= Work instructions =
Reproduce the listing word for word, leaving every picture behind.

>> Begin Available records

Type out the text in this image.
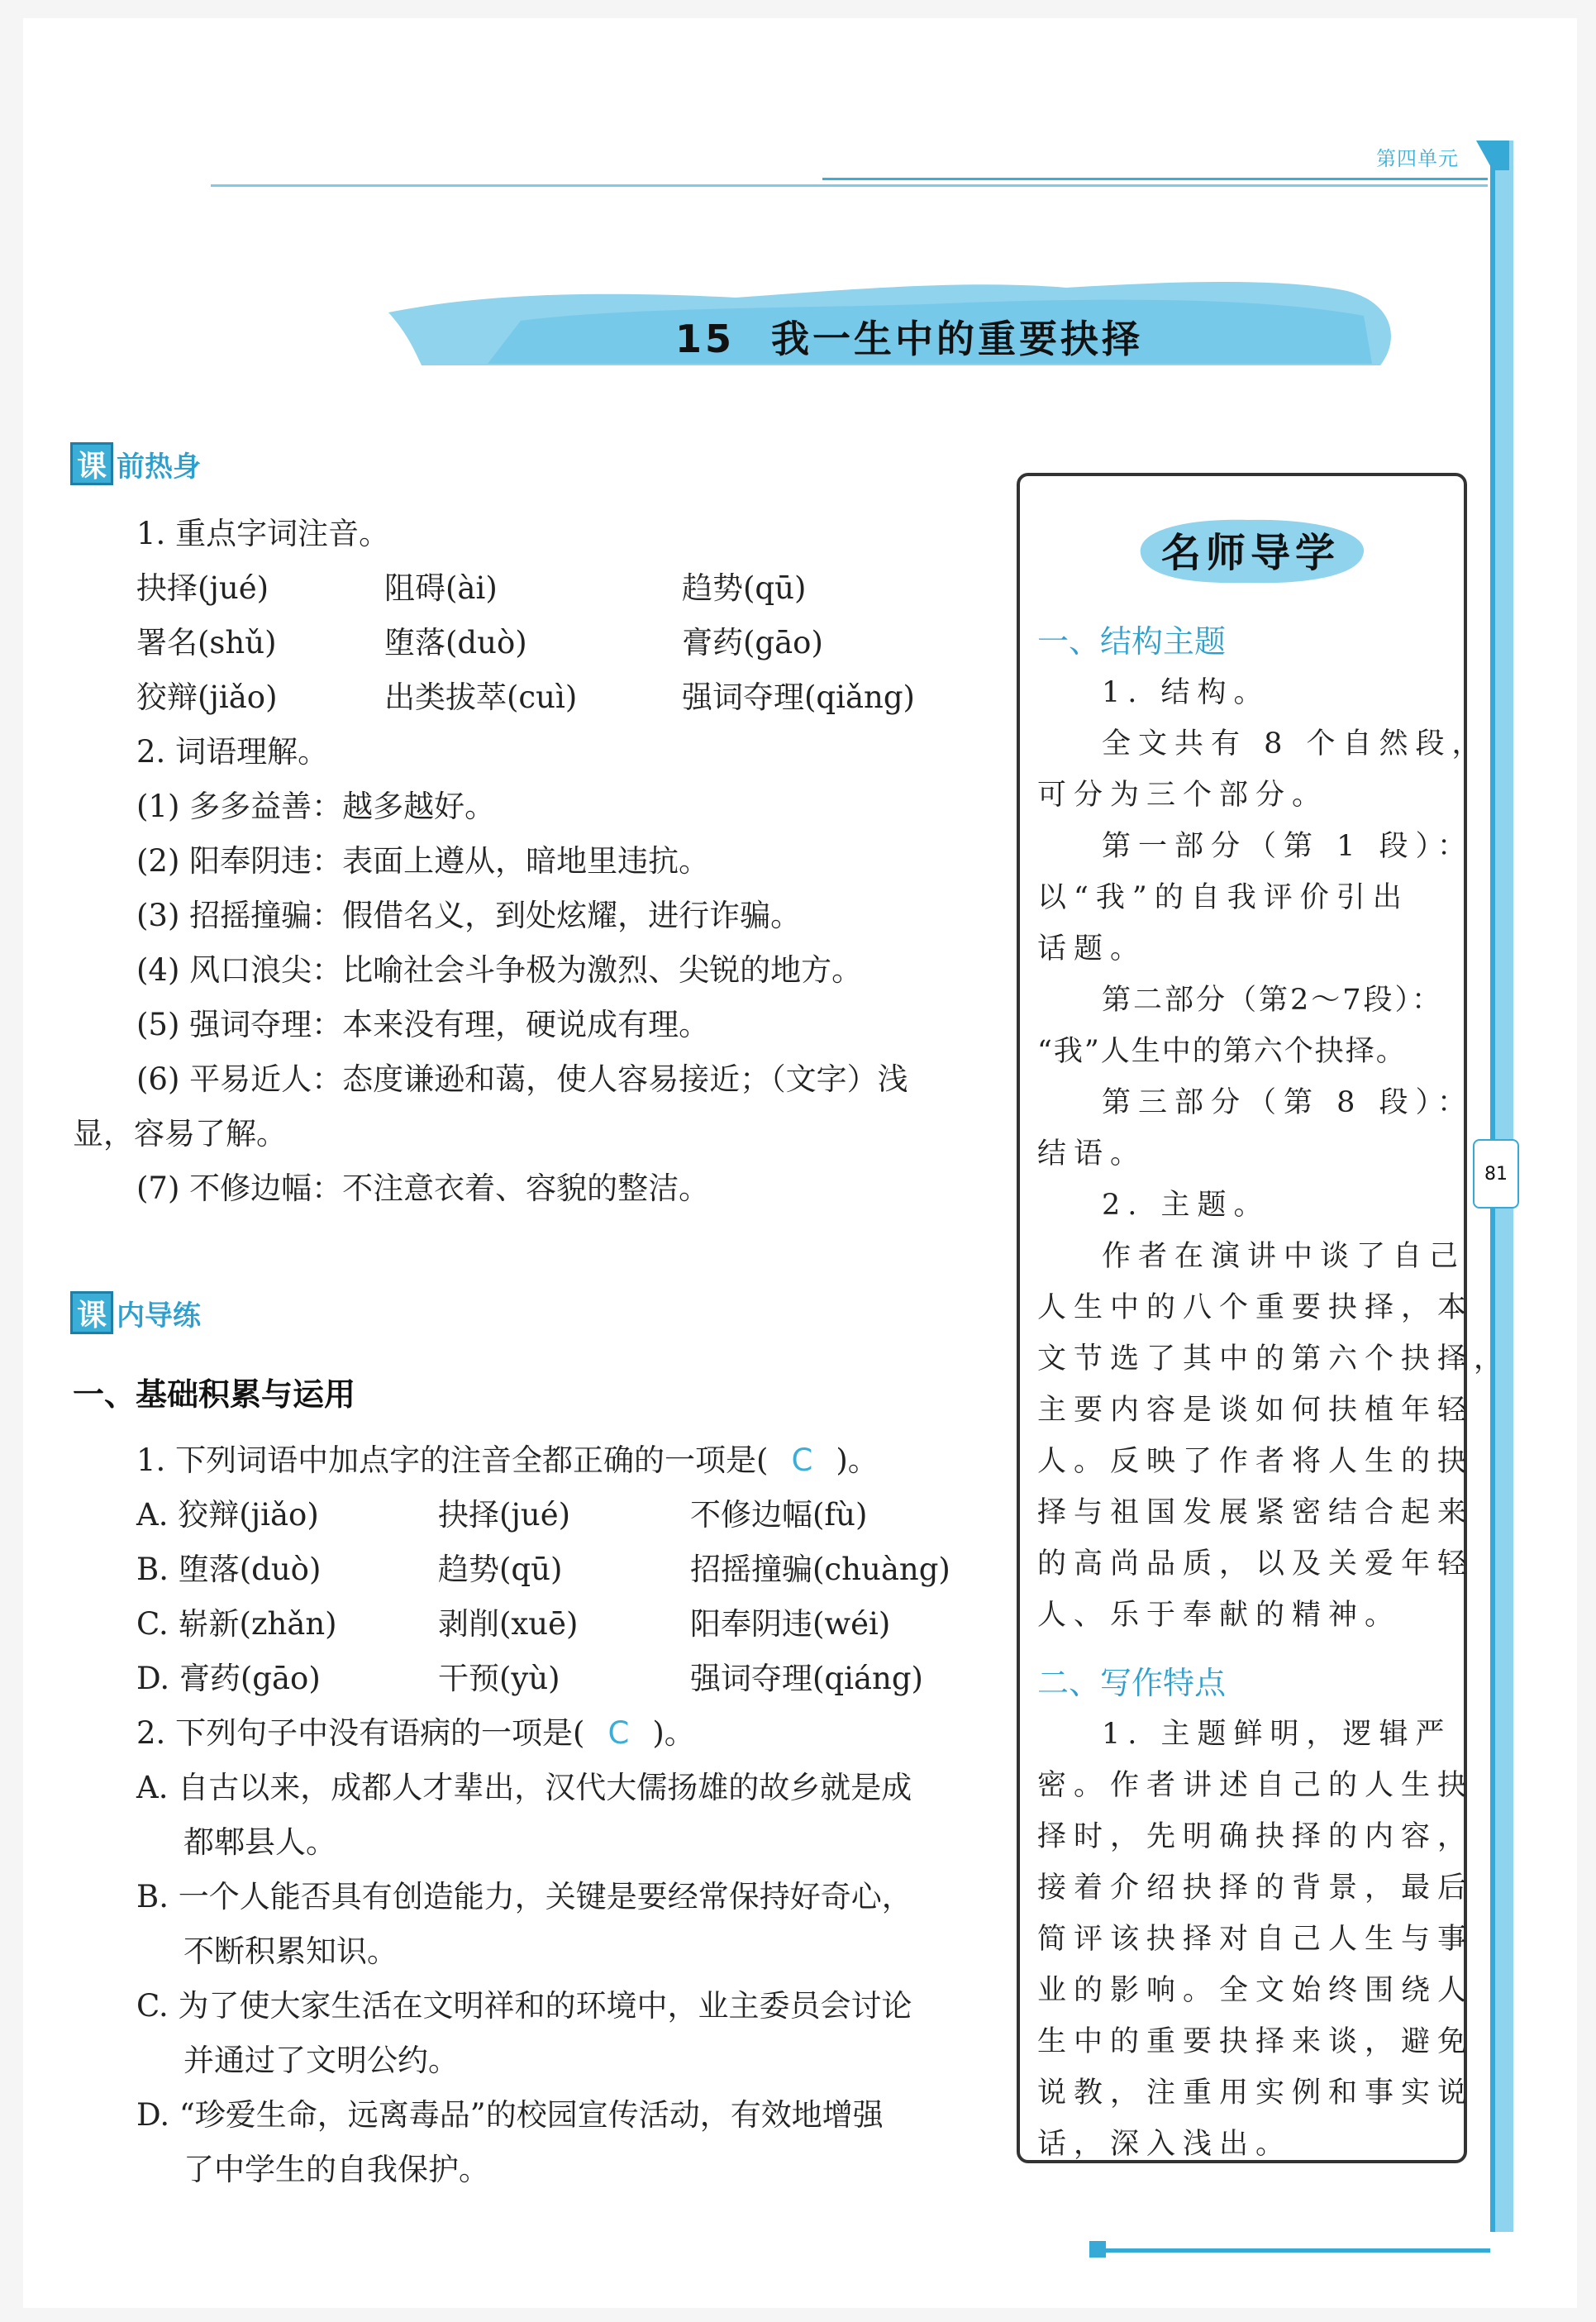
第四单元
81
15 我一生中的重要抉择
课 前热身
1. 重点字词注音。
抉择(jué)	阻碍(ài)	趋势(qū)
署名(shǔ)	堕落(duò)	膏药(gāo)
狡辩(jiǎo)	出类拔萃(cuì)	强词夺理(qiǎng)
2. 词语理解。
(1) 多多益善：越多越好。
(2) 阳奉阴违：表面上遵从，暗地里违抗。
(3) 招摇撞骗：假借名义，到处炫耀，进行诈骗。
(4) 风口浪尖：比喻社会斗争极为激烈、尖锐的地方。
(5) 强词夺理：本来没有理，硬说成有理。
(6) 平易近人：态度谦逊和蔼，使人容易接近；（文字）浅
显，容易了解。
(7) 不修边幅：不注意衣着、容貌的整洁。
课 内导练
一、基础积累与运用
1. 下列词语中加点字的注音全都正确的一项是( C )。
A. 狡辩(jiǎo)	抉择(jué)	不修边幅(fù)
B. 堕落(duò)	趋势(qū)	招摇撞骗(chuàng)
C. 崭新(zhǎn)	剥削(xuē)	阳奉阴违(wéi)
D. 膏药(gāo)	干预(yù)	强词夺理(qiáng)
2. 下列句子中没有语病的一项是( C )。
A. 自古以来，成都人才辈出，汉代大儒扬雄的故乡就是成
都郫县人。
B. 一个人能否具有创造能力，关键是要经常保持好奇心，
不断积累知识。
C. 为了使大家生活在文明祥和的环境中，业主委员会讨论
并通过了文明公约。
D. “珍爱生命，远离毒品”的校园宣传活动，有效地增强
了中学生的自我保护。
名师导学
一、结构主题
1. 结构。
全文共有 8 个自然段，
可分为三个部分。
第一部分（第 1 段）：
以“我”的自我评价引出
话题。
第二部分（第2～7段）：
“我”人生中的第六个抉择。
第三部分（第 8 段）：
结语。
2. 主题。
作者在演讲中谈了自己
人生中的八个重要抉择，本
文节选了其中的第六个抉择，
主要内容是谈如何扶植年轻
人。反映了作者将人生的抉
择与祖国发展紧密结合起来
的高尚品质，以及关爱年轻
人、乐于奉献的精神。
二、写作特点
1. 主题鲜明，逻辑严
密。作者讲述自己的人生抉
择时，先明确抉择的内容，
接着介绍抉择的背景，最后
简评该抉择对自己人生与事
业的影响。全文始终围绕人
生中的重要抉择来谈，避免
说教，注重用实例和事实说
话，深入浅出。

>> End Available records

= In response =
Type out the text in this image.
第四单元
81
15 我一生中的重要抉择
课 前热身
1. 重点字词注音。
抉择(jué)	阻碍(ài)	趋势(qū)
署名(shǔ)	堕落(duò)	膏药(gāo)
狡辩(jiǎo)	出类拔萃(cuì)	强词夺理(qiǎng)
2. 词语理解。
(1) 多多益善：越多越好。
(2) 阳奉阴违：表面上遵从，暗地里违抗。
(3) 招摇撞骗：假借名义，到处炫耀，进行诈骗。
(4) 风口浪尖：比喻社会斗争极为激烈、尖锐的地方。
(5) 强词夺理：本来没有理，硬说成有理。
(6) 平易近人：态度谦逊和蔼，使人容易接近；（文字）浅
显，容易了解。
(7) 不修边幅：不注意衣着、容貌的整洁。
课 内导练
一、基础积累与运用
1. 下列词语中加点字的注音全都正确的一项是( C )。
A. 狡辩(jiǎo)	抉择(jué)	不修边幅(fù)
B. 堕落(duò)	趋势(qū)	招摇撞骗(chuàng)
C. 崭新(zhǎn)	剥削(xuē)	阳奉阴违(wéi)
D. 膏药(gāo)	干预(yù)	强词夺理(qiáng)
2. 下列句子中没有语病的一项是( C )。
A. 自古以来，成都人才辈出，汉代大儒扬雄的故乡就是成
都郫县人。
B. 一个人能否具有创造能力，关键是要经常保持好奇心，
不断积累知识。
C. 为了使大家生活在文明祥和的环境中，业主委员会讨论
并通过了文明公约。
D. “珍爱生命，远离毒品”的校园宣传活动，有效地增强
了中学生的自我保护。
名师导学
一、结构主题
1. 结构。
全文共有 8 个自然段，
可分为三个部分。
第一部分（第 1 段）：
以“我”的自我评价引出
话题。
第二部分（第2～7段）：
“我”人生中的第六个抉择。
第三部分（第 8 段）：
结语。
2. 主题。
作者在演讲中谈了自己
人生中的八个重要抉择，本
文节选了其中的第六个抉择，
主要内容是谈如何扶植年轻
人。反映了作者将人生的抉
择与祖国发展紧密结合起来
的高尚品质，以及关爱年轻
人、乐于奉献的精神。
二、写作特点
1. 主题鲜明，逻辑严
密。作者讲述自己的人生抉
择时，先明确抉择的内容，
接着介绍抉择的背景，最后
简评该抉择对自己人生与事
业的影响。全文始终围绕人
生中的重要抉择来谈，避免
说教，注重用实例和事实说
话，深入浅出。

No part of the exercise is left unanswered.